-- Given task --
Below are some records; give them all again exactly, but not the pictures.

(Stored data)
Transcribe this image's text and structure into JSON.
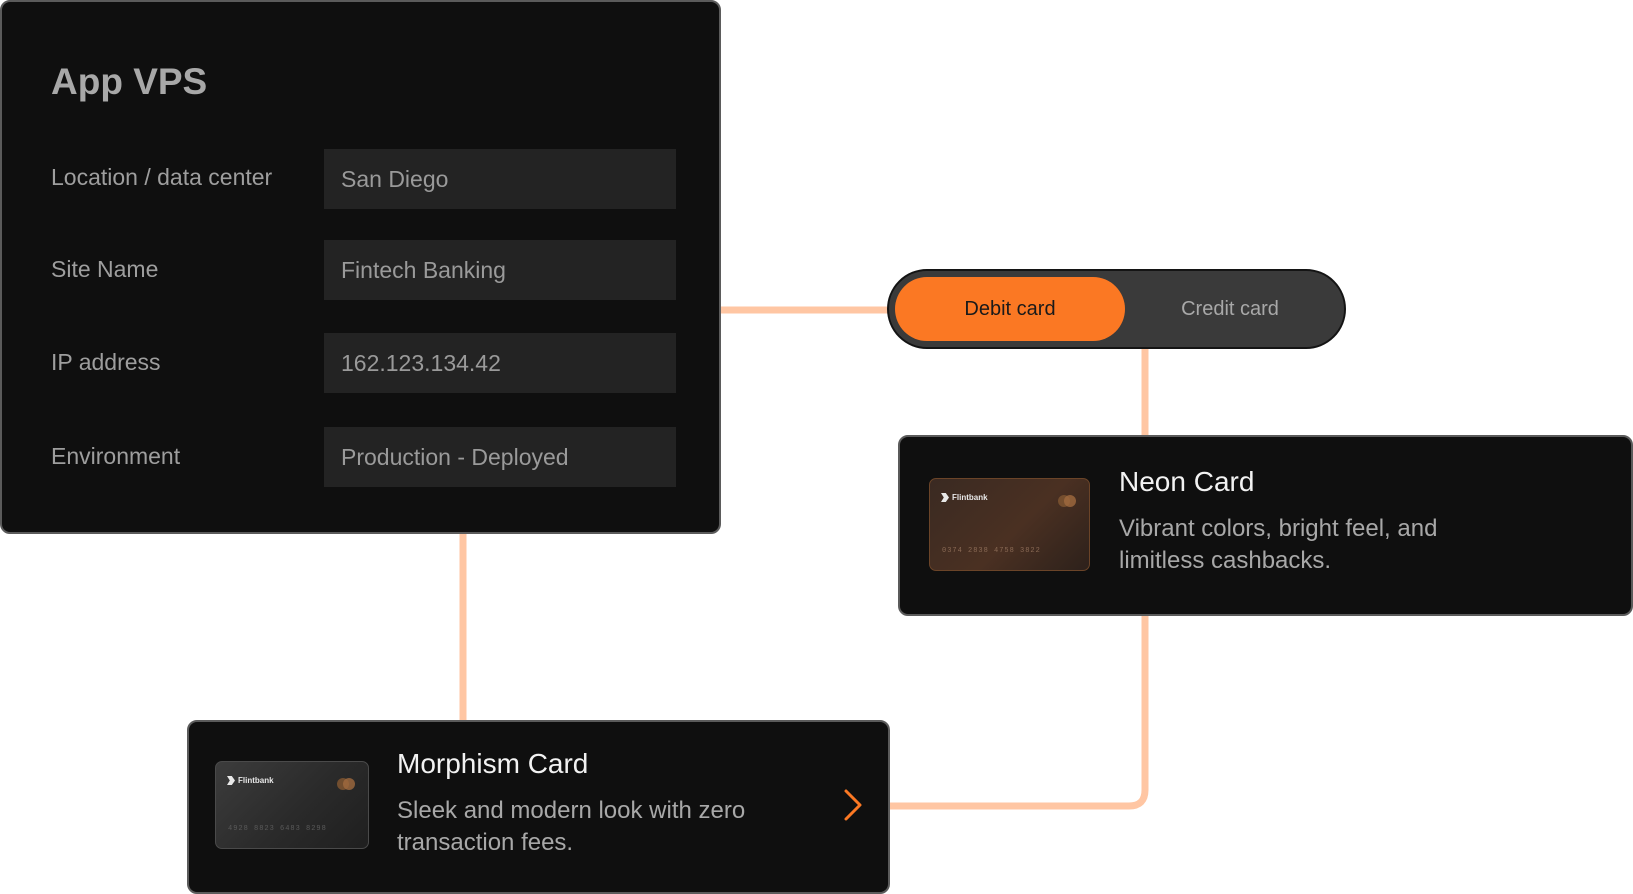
{
  "vps": {
    "title": "App VPS",
    "fields": [
      {
        "label": "Location / data center",
        "value": "San Diego"
      },
      {
        "label": "Site Name",
        "value": "Fintech Banking"
      },
      {
        "label": "IP address",
        "value": "162.123.134.42"
      },
      {
        "label": "Environment",
        "value": "Production - Deployed"
      }
    ]
  },
  "toggle": {
    "options": [
      "Debit card",
      "Credit card"
    ],
    "selected": "Debit card"
  },
  "cards": [
    {
      "title": "Neon Card",
      "description": "Vibrant colors, bright feel, and limitless cashbacks.",
      "brand": "Flintbank",
      "number": "0374 2838 4758 3822"
    },
    {
      "title": "Morphism Card",
      "description": "Sleek and modern look with zero transaction fees.",
      "brand": "Flintbank",
      "number": "4928 8823 6483 8298",
      "action_icon": "chevron-right-icon"
    }
  ],
  "colors": {
    "accent": "#fb7823",
    "connector": "#ffc6a3",
    "panel_bg": "#0f0f0f",
    "input_bg": "#232323"
  }
}
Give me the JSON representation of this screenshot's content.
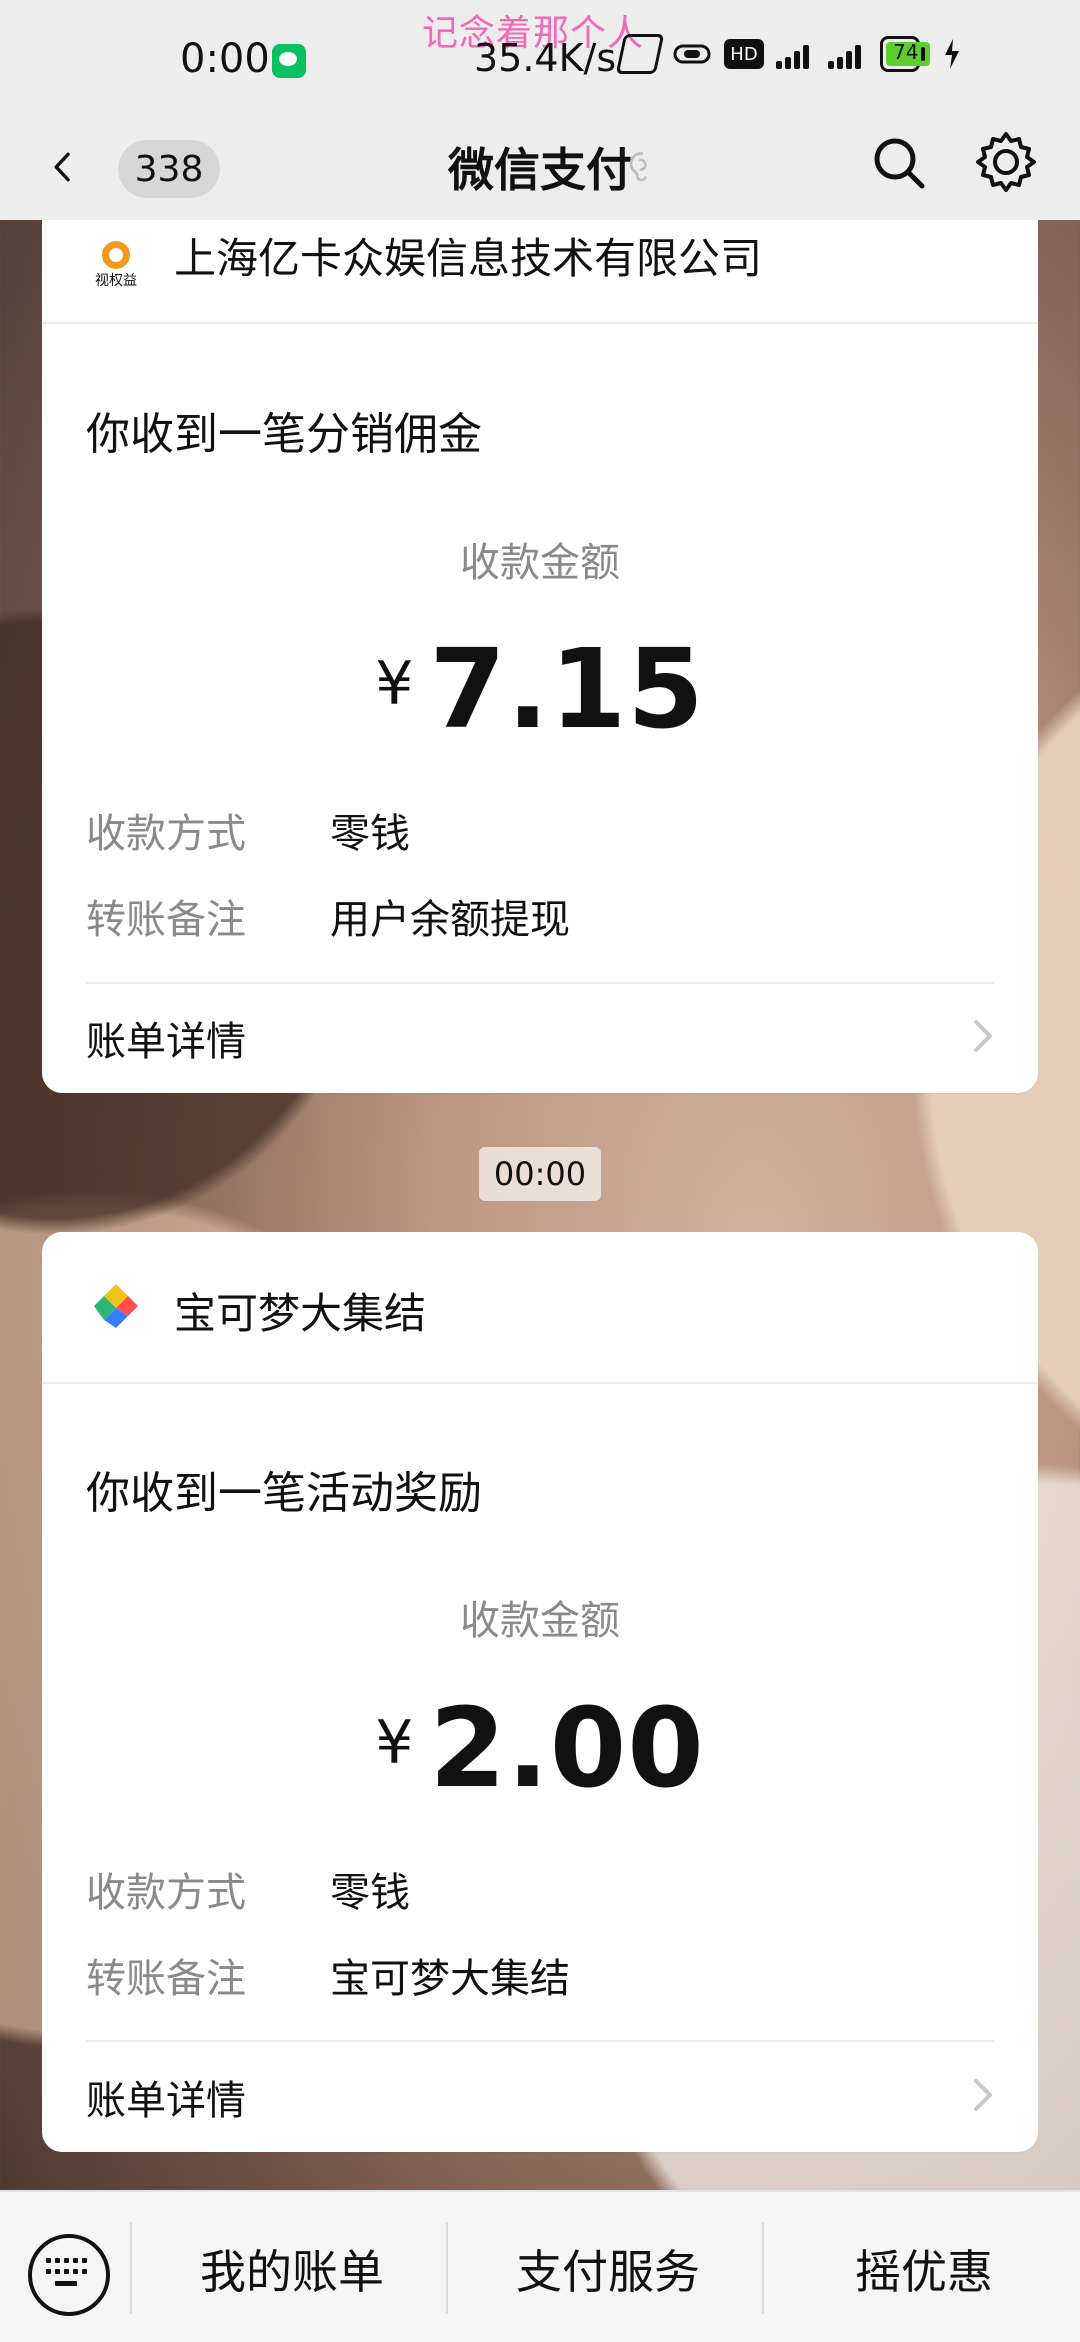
{
  "status_bar": {
    "time": "0:00",
    "network_speed": "35.4K/s",
    "overlay_text": "记念着那个人",
    "battery_level": 74
  },
  "app_bar": {
    "back_count": "338",
    "title": "微信支付"
  },
  "messages": [
    {
      "merchant": "上海亿卡众娱信息技术有限公司",
      "logo_text": "视权益",
      "title": "你收到一笔分销佣金",
      "amount_label": "收款金额",
      "currency": "¥",
      "amount": "7.15",
      "details": [
        {
          "label": "收款方式",
          "value": "零钱"
        },
        {
          "label": "转账备注",
          "value": "用户余额提现"
        }
      ],
      "bill_details": "账单详情"
    },
    {
      "merchant": "宝可梦大集结",
      "title": "你收到一笔活动奖励",
      "amount_label": "收款金额",
      "currency": "¥",
      "amount": "2.00",
      "details": [
        {
          "label": "收款方式",
          "value": "零钱"
        },
        {
          "label": "转账备注",
          "value": "宝可梦大集结"
        }
      ],
      "bill_details": "账单详情"
    }
  ],
  "timestamp_pill": "00:00",
  "bottom_menu": {
    "items": [
      "我的账单",
      "支付服务",
      "摇优惠"
    ]
  },
  "icons": {
    "back": "chevron-left-icon",
    "mute": "ear-icon",
    "search": "search-icon",
    "settings": "gear-icon",
    "keyboard": "keyboard-icon",
    "bill_arrow": "chevron-right-icon"
  },
  "colors": {
    "status_overlay_pink": "#f06ab6",
    "battery_green": "#5ccf2f",
    "wechat_green": "#07c160"
  }
}
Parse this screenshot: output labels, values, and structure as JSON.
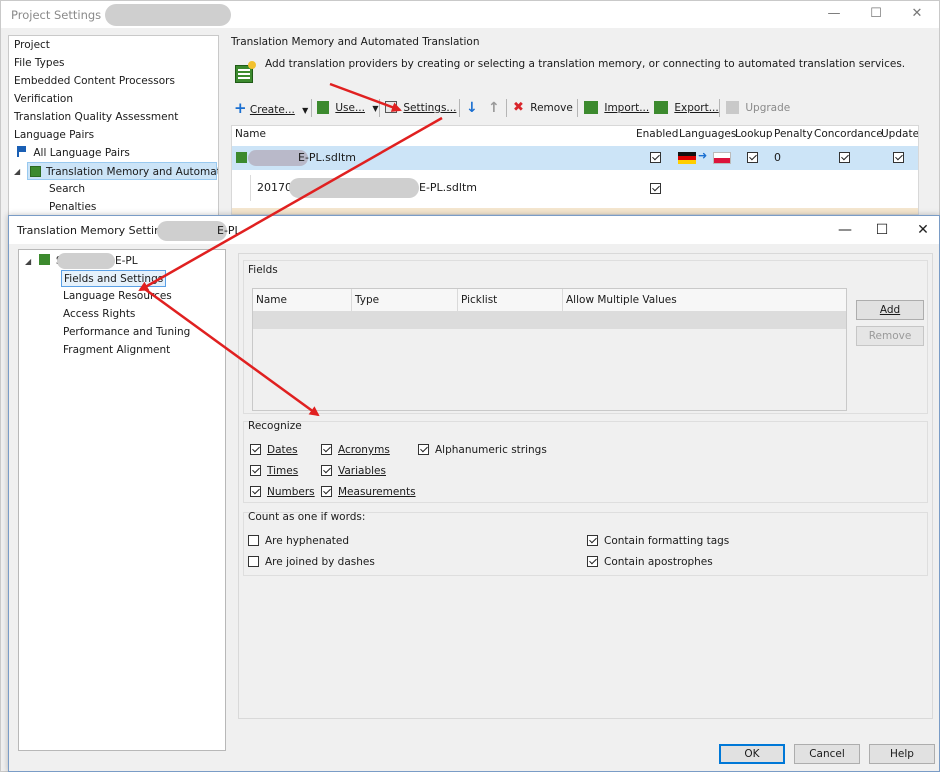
{
  "background_window": {
    "title": "Project Settings - 201",
    "tree": [
      "Project",
      "File Types",
      "Embedded Content Processors",
      "Verification",
      "Translation Quality Assessment",
      "Language Pairs",
      "All Language Pairs",
      "Translation Memory and Automated",
      "Search",
      "Penalties"
    ],
    "section_title": "Translation Memory and Automated Translation",
    "info_text": "Add translation providers by creating or selecting a translation memory, or connecting to automated translation services.",
    "toolbar": {
      "create": "Create...",
      "use": "Use...",
      "settings": "Settings...",
      "remove": "Remove",
      "import": "Import...",
      "export": "Export...",
      "upgrade": "Upgrade"
    },
    "grid": {
      "headers": [
        "Name",
        "Enabled",
        "Languages",
        "Lookup",
        "Penalty",
        "Concordance",
        "Update"
      ],
      "rows": [
        {
          "name": "E-PL.sdltm",
          "enabled": true,
          "lookup": true,
          "penalty": "0",
          "concordance": true,
          "update": true
        },
        {
          "name": "2017042",
          "name_suffix": "E-PL.sdltm",
          "enabled": true
        }
      ]
    }
  },
  "dialog": {
    "title": "Translation Memory Settings",
    "title_suffix": "E-PL",
    "tree": {
      "root_prefix": "S",
      "root_suffix": "E-PL",
      "items": [
        "Fields and Settings",
        "Language Resources",
        "Access Rights",
        "Performance and Tuning",
        "Fragment Alignment"
      ]
    },
    "fields": {
      "group_title": "Fields",
      "columns": [
        "Name",
        "Type",
        "Picklist",
        "Allow Multiple Values"
      ],
      "add_button": "Add",
      "remove_button": "Remove"
    },
    "recognize": {
      "group_title": "Recognize",
      "options": [
        {
          "label": "Dates",
          "checked": true
        },
        {
          "label": "Acronyms",
          "checked": true
        },
        {
          "label": "Alphanumeric strings",
          "checked": true
        },
        {
          "label": "Times",
          "checked": true
        },
        {
          "label": "Variables",
          "checked": true
        },
        {
          "label": "Numbers",
          "checked": true
        },
        {
          "label": "Measurements",
          "checked": true
        }
      ]
    },
    "count_as_one": {
      "group_title": "Count as one if words:",
      "options": [
        {
          "label": "Are hyphenated",
          "checked": false
        },
        {
          "label": "Contain formatting tags",
          "checked": true
        },
        {
          "label": "Are joined by dashes",
          "checked": false
        },
        {
          "label": "Contain apostrophes",
          "checked": true
        }
      ]
    },
    "buttons": {
      "ok": "OK",
      "cancel": "Cancel",
      "help": "Help"
    }
  },
  "colors": {
    "annotation_arrow": "#e02020",
    "selection": "#cce4f7",
    "accent": "#0078d7"
  }
}
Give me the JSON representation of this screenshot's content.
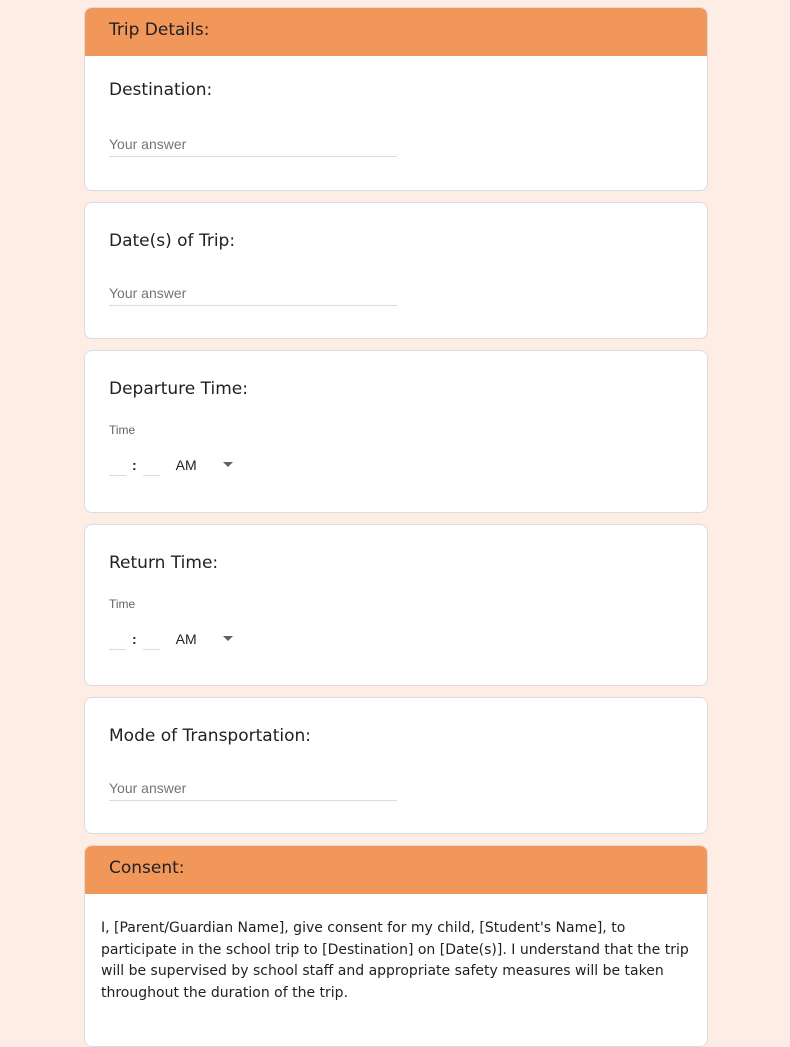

-- Task result --
Transcribe this image's text and structure into JSON.
{
  "vps": {
    "title": "App VPS",
    "fields": [
      {
        "label": "Location / data center",
        "value": "San Diego"
      },
      {
        "label": "Site Name",
        "value": "Fintech Banking"
      },
      {
        "label": "IP address",
        "value": "162.123.134.42"
      },
      {
        "label": "Environment",
        "value": "Production - Deployed"
      }
    ]
  },
  "toggle": {
    "options": [
      "Debit card",
      "Credit card"
    ],
    "selected": "Debit card"
  },
  "cards": [
    {
      "title": "Neon Card",
      "description": "Vibrant colors, bright feel, and limitless cashbacks.",
      "brand": "Flintbank",
      "number": "0374 2838 4758 3822"
    },
    {
      "title": "Morphism Card",
      "description": "Sleek and modern look with zero transaction fees.",
      "brand": "Flintbank",
      "number": "4928 8823 6483 8298",
      "action_icon": "chevron-right-icon"
    }
  ],
  "colors": {
    "accent": "#fb7823",
    "connector": "#ffc6a3",
    "panel_bg": "#0f0f0f",
    "input_bg": "#232323"
  }
}
Give me the JSON representation of this screenshot's content.
{
  "status_bar": {
    "time": "0:00",
    "network_speed": "35.4K/s",
    "overlay_text": "记念着那个人",
    "battery_level": 74
  },
  "app_bar": {
    "back_count": "338",
    "title": "微信支付"
  },
  "messages": [
    {
      "merchant": "上海亿卡众娱信息技术有限公司",
      "logo_text": "视权益",
      "title": "你收到一笔分销佣金",
      "amount_label": "收款金额",
      "currency": "¥",
      "amount": "7.15",
      "details": [
        {
          "label": "收款方式",
          "value": "零钱"
        },
        {
          "label": "转账备注",
          "value": "用户余额提现"
        }
      ],
      "bill_details": "账单详情"
    },
    {
      "merchant": "宝可梦大集结",
      "title": "你收到一笔活动奖励",
      "amount_label": "收款金额",
      "currency": "¥",
      "amount": "2.00",
      "details": [
        {
          "label": "收款方式",
          "value": "零钱"
        },
        {
          "label": "转账备注",
          "value": "宝可梦大集结"
        }
      ],
      "bill_details": "账单详情"
    }
  ],
  "timestamp_pill": "00:00",
  "bottom_menu": {
    "items": [
      "我的账单",
      "支付服务",
      "摇优惠"
    ]
  },
  "icons": {
    "back": "chevron-left-icon",
    "mute": "ear-icon",
    "search": "search-icon",
    "settings": "gear-icon",
    "keyboard": "keyboard-icon",
    "bill_arrow": "chevron-right-icon"
  },
  "colors": {
    "status_overlay_pink": "#f06ab6",
    "battery_green": "#5ccf2f",
    "wechat_green": "#07c160"
  }
}
Parse this screenshot: output labels, values, and structure as JSON.
{
  "background_window": {
    "title": "Project Settings - 201",
    "tree": [
      "Project",
      "File Types",
      "Embedded Content Processors",
      "Verification",
      "Translation Quality Assessment",
      "Language Pairs",
      "All Language Pairs",
      "Translation Memory and Automated",
      "Search",
      "Penalties"
    ],
    "section_title": "Translation Memory and Automated Translation",
    "info_text": "Add translation providers by creating or selecting a translation memory, or connecting to automated translation services.",
    "toolbar": {
      "create": "Create...",
      "use": "Use...",
      "settings": "Settings...",
      "remove": "Remove",
      "import": "Import...",
      "export": "Export...",
      "upgrade": "Upgrade"
    },
    "grid": {
      "headers": [
        "Name",
        "Enabled",
        "Languages",
        "Lookup",
        "Penalty",
        "Concordance",
        "Update"
      ],
      "rows": [
        {
          "name": "E-PL.sdltm",
          "enabled": true,
          "lookup": true,
          "penalty": "0",
          "concordance": true,
          "update": true
        },
        {
          "name": "2017042",
          "name_suffix": "E-PL.sdltm",
          "enabled": true
        }
      ]
    }
  },
  "dialog": {
    "title": "Translation Memory Settings",
    "title_suffix": "E-PL",
    "tree": {
      "root_prefix": "S",
      "root_suffix": "E-PL",
      "items": [
        "Fields and Settings",
        "Language Resources",
        "Access Rights",
        "Performance and Tuning",
        "Fragment Alignment"
      ]
    },
    "fields": {
      "group_title": "Fields",
      "columns": [
        "Name",
        "Type",
        "Picklist",
        "Allow Multiple Values"
      ],
      "add_button": "Add",
      "remove_button": "Remove"
    },
    "recognize": {
      "group_title": "Recognize",
      "options": [
        {
          "label": "Dates",
          "checked": true
        },
        {
          "label": "Acronyms",
          "checked": true
        },
        {
          "label": "Alphanumeric strings",
          "checked": true
        },
        {
          "label": "Times",
          "checked": true
        },
        {
          "label": "Variables",
          "checked": true
        },
        {
          "label": "Numbers",
          "checked": true
        },
        {
          "label": "Measurements",
          "checked": true
        }
      ]
    },
    "count_as_one": {
      "group_title": "Count as one if words:",
      "options": [
        {
          "label": "Are hyphenated",
          "checked": false
        },
        {
          "label": "Contain formatting tags",
          "checked": true
        },
        {
          "label": "Are joined by dashes",
          "checked": false
        },
        {
          "label": "Contain apostrophes",
          "checked": true
        }
      ]
    },
    "buttons": {
      "ok": "OK",
      "cancel": "Cancel",
      "help": "Help"
    }
  },
  "colors": {
    "annotation_arrow": "#e02020",
    "selection": "#cce4f7",
    "accent": "#0078d7"
  }
}
Give me the JSON representation of this screenshot's content.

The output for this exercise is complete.